- _WHAT IS EXPECTED_
Take every line from the listing below that includes "Para" and copy it.

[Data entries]
——
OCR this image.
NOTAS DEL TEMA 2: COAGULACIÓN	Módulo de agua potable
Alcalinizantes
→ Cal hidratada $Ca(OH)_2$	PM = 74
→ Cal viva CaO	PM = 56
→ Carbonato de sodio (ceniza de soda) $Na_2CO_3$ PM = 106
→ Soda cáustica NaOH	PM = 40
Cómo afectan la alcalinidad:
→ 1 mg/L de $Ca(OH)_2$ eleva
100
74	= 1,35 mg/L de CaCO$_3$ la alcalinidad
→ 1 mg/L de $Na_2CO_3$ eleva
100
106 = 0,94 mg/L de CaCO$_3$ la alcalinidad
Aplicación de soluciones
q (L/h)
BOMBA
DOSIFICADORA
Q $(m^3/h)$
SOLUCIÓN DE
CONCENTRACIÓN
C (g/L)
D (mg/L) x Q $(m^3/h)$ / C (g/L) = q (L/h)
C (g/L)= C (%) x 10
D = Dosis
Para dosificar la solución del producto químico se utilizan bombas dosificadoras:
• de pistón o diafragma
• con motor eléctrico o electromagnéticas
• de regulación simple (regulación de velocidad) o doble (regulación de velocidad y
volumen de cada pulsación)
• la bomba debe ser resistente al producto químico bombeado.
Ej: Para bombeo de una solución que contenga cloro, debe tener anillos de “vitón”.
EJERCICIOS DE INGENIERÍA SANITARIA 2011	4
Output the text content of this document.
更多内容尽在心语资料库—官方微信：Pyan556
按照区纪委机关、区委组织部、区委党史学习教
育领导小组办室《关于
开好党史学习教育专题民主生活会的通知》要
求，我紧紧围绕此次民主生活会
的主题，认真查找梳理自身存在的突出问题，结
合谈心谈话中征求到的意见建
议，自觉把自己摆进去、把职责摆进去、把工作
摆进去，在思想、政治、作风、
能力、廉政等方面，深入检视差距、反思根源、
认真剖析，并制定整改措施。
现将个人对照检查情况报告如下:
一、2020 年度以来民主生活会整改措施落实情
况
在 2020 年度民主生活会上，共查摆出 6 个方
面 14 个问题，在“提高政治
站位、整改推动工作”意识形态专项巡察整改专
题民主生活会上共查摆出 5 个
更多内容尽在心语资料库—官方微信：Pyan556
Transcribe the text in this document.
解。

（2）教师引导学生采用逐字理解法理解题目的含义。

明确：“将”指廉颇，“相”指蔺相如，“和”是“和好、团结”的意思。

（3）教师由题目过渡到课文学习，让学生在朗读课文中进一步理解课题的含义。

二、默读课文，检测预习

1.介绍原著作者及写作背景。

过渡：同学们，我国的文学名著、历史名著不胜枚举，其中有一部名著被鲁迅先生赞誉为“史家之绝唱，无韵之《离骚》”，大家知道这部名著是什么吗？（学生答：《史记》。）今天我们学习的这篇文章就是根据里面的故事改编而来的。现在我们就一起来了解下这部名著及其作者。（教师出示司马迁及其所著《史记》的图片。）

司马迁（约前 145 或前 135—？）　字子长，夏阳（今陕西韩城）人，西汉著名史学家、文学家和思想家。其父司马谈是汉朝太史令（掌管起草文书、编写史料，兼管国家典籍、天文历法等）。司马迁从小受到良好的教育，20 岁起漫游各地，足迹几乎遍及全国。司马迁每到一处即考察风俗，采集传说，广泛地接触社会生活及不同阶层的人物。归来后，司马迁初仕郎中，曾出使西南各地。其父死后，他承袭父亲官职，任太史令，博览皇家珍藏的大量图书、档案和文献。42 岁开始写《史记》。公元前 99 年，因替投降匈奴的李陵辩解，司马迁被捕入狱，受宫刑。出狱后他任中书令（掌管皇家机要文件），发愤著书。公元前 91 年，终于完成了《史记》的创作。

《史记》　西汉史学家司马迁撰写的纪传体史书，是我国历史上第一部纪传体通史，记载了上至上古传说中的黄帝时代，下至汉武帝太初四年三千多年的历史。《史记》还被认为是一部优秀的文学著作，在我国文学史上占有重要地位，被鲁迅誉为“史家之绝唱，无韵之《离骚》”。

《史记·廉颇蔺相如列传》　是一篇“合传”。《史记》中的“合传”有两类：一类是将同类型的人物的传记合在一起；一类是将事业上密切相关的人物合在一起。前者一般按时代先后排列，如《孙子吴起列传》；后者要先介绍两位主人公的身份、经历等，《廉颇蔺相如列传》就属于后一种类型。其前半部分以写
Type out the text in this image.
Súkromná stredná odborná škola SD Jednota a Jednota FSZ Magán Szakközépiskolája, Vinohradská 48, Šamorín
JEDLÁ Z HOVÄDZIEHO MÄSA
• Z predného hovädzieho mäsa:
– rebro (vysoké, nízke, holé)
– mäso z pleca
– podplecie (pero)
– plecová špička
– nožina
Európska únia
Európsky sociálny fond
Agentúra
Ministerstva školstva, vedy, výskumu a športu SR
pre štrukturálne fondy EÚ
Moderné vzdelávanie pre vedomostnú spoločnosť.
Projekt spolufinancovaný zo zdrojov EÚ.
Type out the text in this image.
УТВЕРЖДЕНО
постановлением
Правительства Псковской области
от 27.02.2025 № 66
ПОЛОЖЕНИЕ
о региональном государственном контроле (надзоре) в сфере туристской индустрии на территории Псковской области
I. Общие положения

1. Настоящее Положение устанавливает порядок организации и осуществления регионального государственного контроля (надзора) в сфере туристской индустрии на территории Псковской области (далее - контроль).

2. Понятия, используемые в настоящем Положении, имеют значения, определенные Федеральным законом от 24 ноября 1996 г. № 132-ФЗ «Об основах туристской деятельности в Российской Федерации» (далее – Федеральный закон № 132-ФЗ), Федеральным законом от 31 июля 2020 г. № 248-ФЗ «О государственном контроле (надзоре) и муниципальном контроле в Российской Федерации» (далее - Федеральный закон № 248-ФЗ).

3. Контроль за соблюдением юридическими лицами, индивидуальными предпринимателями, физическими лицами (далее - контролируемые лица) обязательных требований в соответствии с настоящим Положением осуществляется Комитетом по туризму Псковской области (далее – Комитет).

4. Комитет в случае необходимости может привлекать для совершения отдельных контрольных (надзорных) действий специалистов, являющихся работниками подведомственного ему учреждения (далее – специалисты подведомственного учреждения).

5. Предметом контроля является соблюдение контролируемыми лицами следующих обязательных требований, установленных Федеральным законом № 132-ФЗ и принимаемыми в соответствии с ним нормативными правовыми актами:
——
- _EXPECTED ANSWER_
Para dosificar la solución del producto químico se utilizan bombas dosificadoras:
Ej: Para bombeo de una solución que contenga cloro, debe tener anillos de “vitón”.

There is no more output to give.